Exercise brief: Provide only the number of lines in the listing that contain the string "sistem".

Provided records:

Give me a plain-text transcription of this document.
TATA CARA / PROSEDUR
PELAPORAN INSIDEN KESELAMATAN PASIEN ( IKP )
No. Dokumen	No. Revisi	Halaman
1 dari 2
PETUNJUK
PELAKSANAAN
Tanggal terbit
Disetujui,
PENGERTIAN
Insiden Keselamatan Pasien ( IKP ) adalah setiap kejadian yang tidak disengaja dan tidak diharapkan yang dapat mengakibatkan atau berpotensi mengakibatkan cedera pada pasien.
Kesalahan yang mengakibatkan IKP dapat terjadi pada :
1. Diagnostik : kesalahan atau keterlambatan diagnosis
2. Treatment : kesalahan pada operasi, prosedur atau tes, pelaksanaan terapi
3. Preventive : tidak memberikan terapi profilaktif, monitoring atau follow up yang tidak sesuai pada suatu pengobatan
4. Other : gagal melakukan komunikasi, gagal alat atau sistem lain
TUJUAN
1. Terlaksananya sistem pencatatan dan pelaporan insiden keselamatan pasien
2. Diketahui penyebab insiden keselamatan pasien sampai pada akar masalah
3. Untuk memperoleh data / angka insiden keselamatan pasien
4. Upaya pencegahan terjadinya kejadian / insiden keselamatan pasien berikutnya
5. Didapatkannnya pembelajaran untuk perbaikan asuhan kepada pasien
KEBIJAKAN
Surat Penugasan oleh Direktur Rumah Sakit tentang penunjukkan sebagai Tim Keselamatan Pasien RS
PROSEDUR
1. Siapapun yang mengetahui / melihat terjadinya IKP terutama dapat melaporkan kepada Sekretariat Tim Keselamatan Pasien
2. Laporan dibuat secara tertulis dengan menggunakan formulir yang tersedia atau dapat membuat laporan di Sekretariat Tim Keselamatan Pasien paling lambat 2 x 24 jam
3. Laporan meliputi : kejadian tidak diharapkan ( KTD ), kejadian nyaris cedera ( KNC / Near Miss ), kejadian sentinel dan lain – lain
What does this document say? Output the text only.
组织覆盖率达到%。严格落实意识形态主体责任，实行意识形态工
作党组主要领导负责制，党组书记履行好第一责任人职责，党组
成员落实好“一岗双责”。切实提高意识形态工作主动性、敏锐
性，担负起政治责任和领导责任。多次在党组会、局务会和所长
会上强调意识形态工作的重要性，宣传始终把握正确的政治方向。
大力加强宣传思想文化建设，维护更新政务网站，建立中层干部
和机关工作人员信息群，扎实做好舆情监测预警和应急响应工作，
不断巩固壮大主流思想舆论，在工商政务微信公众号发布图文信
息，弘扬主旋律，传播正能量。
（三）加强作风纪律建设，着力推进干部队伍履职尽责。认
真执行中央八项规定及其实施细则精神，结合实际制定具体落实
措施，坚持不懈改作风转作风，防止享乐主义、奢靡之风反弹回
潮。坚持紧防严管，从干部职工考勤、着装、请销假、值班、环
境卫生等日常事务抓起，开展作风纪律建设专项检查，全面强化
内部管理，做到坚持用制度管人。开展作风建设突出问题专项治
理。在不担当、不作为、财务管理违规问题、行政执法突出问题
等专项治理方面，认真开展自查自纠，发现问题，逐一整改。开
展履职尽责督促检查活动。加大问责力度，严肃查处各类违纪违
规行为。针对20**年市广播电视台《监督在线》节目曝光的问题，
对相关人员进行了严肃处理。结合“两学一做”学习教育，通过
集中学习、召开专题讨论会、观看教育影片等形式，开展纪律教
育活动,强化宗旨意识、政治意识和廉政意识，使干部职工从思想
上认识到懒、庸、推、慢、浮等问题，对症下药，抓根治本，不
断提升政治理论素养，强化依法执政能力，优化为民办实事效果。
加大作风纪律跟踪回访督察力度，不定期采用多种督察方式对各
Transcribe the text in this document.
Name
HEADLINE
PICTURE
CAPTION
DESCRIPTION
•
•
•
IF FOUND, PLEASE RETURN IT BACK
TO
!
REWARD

Complete response: 2